**LIGNES PRÉSENTÉES:**

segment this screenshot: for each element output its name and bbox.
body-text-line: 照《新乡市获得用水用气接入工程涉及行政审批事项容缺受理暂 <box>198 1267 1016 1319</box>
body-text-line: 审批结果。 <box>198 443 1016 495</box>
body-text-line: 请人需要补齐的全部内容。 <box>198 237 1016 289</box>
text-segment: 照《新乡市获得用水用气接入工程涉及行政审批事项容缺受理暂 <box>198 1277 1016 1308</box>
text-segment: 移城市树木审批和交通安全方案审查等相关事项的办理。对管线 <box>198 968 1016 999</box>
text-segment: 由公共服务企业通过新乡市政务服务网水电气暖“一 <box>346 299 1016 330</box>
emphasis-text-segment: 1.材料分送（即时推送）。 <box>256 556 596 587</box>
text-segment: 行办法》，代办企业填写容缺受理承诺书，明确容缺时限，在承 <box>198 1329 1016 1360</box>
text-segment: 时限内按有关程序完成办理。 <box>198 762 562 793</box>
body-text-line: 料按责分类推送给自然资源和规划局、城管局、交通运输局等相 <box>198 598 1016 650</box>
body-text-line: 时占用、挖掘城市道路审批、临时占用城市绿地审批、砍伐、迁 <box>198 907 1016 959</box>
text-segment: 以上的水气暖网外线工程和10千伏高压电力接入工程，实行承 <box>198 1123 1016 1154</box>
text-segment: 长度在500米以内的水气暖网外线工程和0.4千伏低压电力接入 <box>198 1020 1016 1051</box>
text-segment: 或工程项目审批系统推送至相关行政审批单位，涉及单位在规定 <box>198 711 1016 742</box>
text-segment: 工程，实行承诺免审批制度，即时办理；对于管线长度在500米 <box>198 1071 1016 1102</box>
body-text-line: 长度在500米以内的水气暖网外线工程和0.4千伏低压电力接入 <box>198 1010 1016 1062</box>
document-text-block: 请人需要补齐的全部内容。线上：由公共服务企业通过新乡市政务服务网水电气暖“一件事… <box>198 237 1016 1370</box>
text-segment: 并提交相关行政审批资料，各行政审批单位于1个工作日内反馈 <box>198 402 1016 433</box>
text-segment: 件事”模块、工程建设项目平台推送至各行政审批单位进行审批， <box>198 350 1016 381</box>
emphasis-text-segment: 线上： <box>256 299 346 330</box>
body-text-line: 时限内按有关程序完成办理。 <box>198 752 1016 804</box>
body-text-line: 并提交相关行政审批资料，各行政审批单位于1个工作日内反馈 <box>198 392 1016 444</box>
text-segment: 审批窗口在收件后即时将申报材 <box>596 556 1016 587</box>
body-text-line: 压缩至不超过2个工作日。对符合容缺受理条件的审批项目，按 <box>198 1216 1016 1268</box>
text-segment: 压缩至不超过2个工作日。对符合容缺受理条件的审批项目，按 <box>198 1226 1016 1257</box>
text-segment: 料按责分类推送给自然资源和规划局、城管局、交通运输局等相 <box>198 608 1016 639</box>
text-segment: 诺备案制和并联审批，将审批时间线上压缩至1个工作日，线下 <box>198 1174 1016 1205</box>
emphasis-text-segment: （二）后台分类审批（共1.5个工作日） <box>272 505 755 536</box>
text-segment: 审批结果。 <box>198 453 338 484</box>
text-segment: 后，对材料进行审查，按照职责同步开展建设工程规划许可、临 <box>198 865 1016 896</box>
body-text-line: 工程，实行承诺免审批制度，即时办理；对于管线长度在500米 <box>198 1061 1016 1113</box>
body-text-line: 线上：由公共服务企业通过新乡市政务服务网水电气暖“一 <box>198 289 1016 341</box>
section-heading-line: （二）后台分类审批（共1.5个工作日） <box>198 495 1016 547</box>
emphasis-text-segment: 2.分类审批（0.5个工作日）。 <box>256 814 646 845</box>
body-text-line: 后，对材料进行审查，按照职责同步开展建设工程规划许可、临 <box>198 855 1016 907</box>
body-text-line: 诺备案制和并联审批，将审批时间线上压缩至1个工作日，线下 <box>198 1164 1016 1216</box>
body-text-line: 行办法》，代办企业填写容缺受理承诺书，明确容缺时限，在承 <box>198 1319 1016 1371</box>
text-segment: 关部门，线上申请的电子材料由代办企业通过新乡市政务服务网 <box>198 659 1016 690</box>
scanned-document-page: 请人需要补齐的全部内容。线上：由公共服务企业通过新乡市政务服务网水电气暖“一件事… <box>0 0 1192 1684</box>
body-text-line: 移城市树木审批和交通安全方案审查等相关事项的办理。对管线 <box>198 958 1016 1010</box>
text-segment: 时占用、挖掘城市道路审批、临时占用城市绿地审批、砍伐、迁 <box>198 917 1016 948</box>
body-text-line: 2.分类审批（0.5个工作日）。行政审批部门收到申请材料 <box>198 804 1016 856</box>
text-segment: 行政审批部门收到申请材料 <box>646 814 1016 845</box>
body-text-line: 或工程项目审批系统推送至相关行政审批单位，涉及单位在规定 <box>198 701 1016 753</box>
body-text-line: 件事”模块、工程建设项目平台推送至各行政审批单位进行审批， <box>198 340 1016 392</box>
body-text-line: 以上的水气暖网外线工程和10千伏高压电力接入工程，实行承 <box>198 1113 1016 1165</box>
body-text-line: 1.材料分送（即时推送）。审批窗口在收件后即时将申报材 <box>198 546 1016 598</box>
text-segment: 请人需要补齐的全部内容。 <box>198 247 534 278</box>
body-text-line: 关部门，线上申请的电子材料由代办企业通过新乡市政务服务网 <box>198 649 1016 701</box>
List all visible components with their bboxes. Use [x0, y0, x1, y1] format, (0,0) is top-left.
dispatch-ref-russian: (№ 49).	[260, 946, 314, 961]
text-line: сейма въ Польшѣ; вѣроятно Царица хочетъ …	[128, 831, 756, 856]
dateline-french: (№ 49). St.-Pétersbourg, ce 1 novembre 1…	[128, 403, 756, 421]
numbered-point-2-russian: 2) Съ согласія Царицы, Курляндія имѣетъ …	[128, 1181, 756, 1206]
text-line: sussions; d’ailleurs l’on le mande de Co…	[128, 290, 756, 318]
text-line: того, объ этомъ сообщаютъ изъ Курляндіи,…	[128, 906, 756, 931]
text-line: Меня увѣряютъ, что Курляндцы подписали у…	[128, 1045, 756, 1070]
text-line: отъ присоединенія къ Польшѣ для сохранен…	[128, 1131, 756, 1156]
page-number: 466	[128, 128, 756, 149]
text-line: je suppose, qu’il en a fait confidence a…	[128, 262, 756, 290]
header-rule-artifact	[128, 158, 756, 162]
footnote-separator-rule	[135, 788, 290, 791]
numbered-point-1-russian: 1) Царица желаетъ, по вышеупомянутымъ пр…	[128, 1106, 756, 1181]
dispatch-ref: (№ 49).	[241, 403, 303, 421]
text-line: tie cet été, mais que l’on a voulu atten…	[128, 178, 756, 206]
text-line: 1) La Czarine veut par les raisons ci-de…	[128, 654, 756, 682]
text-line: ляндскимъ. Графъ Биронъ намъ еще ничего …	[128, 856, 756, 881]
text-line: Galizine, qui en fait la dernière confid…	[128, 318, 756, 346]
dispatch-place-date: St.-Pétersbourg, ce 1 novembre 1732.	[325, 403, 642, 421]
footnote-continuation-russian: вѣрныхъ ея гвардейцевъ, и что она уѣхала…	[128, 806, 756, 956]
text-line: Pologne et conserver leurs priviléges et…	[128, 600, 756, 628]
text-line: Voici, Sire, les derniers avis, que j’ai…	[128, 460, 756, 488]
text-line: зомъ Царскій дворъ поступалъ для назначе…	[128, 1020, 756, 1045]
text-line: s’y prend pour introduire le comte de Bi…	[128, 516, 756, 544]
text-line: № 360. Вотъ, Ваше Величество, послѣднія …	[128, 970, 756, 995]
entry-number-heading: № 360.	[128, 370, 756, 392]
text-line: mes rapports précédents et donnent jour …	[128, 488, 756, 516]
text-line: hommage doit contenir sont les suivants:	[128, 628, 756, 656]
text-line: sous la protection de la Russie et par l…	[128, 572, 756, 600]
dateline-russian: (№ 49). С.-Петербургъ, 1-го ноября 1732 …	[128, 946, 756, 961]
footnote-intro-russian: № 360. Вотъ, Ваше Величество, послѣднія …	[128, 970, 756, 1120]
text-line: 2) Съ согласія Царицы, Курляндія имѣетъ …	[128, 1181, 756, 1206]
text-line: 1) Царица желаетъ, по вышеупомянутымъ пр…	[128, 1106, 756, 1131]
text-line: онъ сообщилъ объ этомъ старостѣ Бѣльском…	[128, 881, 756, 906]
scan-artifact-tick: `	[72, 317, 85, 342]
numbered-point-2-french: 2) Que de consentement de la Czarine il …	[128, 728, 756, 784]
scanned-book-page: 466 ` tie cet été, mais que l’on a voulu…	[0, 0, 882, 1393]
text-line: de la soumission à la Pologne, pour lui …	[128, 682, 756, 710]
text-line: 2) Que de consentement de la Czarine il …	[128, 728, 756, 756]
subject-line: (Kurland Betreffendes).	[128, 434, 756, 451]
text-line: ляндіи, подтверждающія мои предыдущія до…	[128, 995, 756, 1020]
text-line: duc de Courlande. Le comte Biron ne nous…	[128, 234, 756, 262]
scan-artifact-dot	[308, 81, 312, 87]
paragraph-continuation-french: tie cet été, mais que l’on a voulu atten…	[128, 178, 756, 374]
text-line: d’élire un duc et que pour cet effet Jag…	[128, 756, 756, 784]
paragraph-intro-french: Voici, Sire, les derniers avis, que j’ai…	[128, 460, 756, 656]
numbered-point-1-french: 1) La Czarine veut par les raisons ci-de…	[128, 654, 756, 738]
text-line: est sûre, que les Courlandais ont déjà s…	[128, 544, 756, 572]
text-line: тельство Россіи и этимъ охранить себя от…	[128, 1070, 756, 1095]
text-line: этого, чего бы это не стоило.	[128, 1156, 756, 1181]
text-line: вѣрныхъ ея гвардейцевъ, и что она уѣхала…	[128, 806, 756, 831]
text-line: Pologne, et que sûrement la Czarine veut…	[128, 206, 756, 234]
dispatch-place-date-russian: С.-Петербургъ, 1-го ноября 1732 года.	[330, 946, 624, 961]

**OBJECTIF DE L'EXERCICE:** Sélectionnez chaque ligne ci-dessus qui contient la chaîne « footnote ». La casse compte.

**RÉSULTAT FINAL:**
footnote-separator-rule	[135, 788, 290, 791]
footnote-continuation-russian: вѣрныхъ ея гвардейцевъ, и что она уѣхала…	[128, 806, 756, 956]
footnote-intro-russian: № 360. Вотъ, Ваше Величество, послѣднія …	[128, 970, 756, 1120]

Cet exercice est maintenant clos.